Task statement:
Determine how many lines include the string "अहमद". Output that number only.

Listed entries:
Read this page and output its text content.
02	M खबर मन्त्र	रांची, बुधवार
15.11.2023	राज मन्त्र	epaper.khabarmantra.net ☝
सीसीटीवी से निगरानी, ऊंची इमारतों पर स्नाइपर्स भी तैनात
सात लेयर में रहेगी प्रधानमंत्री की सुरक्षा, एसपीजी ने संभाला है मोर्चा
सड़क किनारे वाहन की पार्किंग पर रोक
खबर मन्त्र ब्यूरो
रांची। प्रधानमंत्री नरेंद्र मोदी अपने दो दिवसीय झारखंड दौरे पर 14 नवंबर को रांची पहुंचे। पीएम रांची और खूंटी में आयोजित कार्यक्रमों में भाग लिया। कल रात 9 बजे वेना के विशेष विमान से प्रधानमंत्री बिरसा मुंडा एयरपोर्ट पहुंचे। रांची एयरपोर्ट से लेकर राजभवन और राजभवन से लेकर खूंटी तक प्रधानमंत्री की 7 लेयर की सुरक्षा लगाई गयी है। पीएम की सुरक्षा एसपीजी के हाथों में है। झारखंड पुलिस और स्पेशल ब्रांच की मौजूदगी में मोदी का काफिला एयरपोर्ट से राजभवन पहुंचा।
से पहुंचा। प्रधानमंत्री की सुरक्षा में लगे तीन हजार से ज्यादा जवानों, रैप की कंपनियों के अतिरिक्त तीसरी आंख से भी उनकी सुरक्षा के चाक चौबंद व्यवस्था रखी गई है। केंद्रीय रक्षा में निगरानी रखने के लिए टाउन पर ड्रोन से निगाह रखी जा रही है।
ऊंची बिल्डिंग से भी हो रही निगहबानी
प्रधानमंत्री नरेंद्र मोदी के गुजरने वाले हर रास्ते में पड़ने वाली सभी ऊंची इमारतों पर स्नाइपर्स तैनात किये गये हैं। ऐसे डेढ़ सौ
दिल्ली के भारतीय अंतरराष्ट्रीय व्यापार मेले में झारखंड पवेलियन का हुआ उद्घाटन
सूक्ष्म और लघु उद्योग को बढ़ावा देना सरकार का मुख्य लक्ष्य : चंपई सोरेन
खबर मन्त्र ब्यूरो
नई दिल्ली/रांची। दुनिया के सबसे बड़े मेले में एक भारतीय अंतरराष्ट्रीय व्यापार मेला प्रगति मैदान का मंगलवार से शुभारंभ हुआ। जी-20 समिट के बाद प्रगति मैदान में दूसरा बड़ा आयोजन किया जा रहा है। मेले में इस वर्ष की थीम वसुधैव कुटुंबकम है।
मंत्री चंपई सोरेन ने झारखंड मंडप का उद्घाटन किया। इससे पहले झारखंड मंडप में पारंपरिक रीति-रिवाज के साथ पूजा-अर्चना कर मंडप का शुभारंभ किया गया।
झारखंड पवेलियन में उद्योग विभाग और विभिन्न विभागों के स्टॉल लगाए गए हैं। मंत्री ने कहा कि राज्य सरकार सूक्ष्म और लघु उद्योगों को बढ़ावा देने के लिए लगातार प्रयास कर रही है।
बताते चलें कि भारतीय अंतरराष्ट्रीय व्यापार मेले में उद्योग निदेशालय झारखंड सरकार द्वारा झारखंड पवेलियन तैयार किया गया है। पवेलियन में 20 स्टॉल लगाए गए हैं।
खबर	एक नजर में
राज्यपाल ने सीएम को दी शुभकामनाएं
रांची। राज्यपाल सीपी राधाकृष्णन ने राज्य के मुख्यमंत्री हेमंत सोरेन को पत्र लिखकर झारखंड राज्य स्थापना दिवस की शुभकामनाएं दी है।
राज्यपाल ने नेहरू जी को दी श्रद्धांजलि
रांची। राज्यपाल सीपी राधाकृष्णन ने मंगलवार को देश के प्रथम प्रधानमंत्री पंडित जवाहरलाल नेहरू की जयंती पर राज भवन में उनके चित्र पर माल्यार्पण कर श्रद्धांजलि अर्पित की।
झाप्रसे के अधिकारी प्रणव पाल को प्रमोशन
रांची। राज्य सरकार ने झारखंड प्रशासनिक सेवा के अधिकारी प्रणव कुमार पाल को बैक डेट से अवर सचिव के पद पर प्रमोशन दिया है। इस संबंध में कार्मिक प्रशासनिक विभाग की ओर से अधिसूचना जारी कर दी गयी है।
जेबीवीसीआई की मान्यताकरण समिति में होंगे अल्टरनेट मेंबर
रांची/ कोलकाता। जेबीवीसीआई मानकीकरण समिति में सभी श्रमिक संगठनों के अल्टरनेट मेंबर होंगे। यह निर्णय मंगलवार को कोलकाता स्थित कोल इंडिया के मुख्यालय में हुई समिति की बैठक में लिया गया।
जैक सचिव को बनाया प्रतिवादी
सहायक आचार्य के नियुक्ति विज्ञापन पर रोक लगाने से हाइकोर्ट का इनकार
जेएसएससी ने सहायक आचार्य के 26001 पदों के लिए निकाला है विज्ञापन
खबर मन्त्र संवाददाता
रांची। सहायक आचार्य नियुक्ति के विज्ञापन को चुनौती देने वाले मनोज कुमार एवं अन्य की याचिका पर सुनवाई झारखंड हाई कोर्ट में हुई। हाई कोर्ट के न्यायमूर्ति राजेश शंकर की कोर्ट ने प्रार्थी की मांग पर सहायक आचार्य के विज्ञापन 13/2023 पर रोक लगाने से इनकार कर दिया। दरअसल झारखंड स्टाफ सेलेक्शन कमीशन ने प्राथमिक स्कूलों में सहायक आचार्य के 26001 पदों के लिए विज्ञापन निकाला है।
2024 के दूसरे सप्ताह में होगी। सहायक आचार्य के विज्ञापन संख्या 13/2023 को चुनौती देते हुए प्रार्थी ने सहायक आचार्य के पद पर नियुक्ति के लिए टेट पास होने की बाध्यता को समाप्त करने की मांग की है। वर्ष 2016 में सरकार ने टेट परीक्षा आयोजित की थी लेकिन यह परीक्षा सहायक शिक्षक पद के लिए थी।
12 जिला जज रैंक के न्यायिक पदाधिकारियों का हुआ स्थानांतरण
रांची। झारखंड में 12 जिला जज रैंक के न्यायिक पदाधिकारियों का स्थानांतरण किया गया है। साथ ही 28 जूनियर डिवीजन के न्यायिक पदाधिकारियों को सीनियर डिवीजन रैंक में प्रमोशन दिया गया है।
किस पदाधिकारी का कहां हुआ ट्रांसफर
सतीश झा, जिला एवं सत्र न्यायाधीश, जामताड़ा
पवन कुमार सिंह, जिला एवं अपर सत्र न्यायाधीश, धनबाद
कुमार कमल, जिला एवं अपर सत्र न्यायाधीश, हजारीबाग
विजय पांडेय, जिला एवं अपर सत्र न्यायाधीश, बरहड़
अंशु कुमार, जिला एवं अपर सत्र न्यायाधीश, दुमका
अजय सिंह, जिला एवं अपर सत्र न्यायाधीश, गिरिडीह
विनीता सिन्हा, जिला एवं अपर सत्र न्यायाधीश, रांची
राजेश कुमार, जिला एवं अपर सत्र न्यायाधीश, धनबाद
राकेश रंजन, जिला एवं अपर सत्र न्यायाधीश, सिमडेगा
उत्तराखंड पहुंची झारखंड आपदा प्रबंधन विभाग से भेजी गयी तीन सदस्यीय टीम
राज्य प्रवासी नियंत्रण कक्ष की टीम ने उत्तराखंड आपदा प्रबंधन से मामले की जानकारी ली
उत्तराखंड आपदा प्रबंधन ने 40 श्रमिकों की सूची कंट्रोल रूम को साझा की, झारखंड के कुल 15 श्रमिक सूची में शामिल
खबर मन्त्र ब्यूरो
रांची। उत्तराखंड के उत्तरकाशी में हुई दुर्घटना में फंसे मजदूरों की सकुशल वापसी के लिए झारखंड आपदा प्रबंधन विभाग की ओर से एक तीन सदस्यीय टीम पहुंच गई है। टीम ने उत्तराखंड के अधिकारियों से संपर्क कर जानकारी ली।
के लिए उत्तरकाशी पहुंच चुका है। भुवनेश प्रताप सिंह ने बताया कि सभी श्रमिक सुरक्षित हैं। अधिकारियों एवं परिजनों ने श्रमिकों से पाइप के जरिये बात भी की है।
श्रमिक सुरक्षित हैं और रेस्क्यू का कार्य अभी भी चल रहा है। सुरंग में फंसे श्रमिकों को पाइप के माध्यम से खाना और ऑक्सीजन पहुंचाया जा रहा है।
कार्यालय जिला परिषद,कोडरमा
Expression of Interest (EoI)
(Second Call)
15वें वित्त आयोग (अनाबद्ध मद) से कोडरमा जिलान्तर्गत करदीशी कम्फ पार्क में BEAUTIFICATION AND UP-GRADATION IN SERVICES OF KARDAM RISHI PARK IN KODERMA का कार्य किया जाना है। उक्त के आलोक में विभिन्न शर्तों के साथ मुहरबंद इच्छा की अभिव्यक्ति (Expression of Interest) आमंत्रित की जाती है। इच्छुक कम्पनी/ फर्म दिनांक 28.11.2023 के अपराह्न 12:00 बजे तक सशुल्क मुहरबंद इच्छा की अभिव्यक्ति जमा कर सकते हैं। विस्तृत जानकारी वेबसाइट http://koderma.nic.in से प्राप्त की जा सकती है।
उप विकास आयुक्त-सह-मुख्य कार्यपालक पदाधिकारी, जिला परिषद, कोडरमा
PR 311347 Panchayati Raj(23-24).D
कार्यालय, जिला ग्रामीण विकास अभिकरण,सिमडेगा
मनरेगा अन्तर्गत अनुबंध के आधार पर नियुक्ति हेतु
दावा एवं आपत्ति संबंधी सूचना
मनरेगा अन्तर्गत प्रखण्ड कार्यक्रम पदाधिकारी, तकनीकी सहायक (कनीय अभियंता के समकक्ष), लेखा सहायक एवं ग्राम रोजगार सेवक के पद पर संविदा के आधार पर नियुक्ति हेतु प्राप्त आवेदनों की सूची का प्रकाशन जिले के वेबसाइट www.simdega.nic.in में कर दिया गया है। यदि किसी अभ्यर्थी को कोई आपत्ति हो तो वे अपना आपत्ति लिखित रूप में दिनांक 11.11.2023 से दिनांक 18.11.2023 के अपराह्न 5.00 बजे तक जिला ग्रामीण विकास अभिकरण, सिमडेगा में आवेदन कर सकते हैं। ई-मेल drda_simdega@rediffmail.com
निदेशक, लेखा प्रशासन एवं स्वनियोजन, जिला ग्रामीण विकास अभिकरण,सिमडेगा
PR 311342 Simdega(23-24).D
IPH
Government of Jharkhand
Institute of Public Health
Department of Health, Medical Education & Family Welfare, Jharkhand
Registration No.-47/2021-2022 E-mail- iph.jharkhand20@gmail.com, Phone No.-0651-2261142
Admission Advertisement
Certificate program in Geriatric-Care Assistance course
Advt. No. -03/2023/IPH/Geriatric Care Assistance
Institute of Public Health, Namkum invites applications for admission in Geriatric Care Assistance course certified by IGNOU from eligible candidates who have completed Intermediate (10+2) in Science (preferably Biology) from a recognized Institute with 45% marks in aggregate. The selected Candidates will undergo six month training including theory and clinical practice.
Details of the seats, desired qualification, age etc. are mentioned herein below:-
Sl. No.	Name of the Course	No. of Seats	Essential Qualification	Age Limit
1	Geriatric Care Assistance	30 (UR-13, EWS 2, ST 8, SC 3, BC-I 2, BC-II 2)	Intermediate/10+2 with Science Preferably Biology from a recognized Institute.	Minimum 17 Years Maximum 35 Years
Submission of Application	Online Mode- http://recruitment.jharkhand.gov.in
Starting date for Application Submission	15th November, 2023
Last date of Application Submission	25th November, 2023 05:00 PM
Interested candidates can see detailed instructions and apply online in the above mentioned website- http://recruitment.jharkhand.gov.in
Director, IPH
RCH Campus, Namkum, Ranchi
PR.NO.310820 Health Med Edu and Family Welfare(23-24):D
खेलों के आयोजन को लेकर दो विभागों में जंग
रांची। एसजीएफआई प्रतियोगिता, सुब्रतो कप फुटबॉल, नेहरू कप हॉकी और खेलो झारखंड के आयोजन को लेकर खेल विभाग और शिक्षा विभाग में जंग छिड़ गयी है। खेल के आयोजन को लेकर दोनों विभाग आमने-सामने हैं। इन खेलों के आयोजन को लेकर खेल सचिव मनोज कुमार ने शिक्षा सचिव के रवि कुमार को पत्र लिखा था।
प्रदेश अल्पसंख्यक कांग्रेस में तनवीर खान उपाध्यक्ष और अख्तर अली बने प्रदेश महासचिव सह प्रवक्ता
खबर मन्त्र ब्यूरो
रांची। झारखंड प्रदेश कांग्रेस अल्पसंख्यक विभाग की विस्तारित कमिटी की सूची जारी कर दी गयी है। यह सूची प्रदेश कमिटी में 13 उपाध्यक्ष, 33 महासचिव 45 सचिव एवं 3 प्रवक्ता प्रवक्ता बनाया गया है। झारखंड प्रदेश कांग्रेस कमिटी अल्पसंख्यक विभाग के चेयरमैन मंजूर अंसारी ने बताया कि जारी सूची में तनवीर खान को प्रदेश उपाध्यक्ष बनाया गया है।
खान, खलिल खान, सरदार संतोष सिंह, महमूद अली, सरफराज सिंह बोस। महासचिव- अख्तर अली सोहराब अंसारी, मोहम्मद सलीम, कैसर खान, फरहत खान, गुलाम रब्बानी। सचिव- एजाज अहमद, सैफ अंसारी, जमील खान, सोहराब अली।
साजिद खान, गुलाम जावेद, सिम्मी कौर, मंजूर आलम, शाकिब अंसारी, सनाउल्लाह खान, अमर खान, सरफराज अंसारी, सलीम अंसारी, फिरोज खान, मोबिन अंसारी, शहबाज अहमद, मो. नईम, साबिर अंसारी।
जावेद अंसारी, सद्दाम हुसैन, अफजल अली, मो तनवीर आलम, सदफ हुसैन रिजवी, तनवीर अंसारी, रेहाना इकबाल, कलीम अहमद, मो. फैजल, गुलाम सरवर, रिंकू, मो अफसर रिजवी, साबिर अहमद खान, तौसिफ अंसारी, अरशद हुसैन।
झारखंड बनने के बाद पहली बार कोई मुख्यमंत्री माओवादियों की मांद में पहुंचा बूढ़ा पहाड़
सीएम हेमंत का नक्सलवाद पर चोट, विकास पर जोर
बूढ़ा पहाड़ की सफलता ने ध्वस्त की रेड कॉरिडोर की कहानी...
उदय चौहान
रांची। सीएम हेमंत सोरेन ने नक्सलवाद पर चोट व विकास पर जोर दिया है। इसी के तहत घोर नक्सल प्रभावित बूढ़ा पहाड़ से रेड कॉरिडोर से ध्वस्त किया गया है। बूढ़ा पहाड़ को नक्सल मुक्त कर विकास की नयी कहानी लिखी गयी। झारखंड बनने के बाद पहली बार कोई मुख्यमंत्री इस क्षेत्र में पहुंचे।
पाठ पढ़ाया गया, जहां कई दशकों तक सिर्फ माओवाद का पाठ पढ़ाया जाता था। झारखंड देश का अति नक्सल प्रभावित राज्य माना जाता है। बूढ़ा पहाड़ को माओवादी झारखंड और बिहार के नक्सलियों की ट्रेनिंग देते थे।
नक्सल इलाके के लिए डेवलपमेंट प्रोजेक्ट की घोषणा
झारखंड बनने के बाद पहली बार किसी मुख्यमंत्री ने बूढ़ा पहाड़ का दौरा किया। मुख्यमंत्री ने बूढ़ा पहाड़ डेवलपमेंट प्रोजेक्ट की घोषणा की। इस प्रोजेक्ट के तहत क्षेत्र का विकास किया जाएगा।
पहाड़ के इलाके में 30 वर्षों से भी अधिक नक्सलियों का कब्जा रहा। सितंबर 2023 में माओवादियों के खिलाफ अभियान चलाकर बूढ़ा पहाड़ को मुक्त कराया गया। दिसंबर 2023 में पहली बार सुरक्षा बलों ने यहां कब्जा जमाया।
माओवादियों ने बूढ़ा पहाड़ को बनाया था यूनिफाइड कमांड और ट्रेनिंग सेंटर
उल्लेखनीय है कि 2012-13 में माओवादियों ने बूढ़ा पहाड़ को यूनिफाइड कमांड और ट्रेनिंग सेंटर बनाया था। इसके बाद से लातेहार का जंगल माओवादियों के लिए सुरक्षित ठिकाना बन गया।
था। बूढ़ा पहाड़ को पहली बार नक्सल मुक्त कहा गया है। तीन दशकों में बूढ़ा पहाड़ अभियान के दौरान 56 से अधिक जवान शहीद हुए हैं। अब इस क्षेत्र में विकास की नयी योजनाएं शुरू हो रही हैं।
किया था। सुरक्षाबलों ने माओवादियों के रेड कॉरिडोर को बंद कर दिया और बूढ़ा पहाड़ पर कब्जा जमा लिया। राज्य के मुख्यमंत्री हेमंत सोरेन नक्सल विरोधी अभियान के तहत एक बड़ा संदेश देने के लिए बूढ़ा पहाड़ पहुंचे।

Response:
3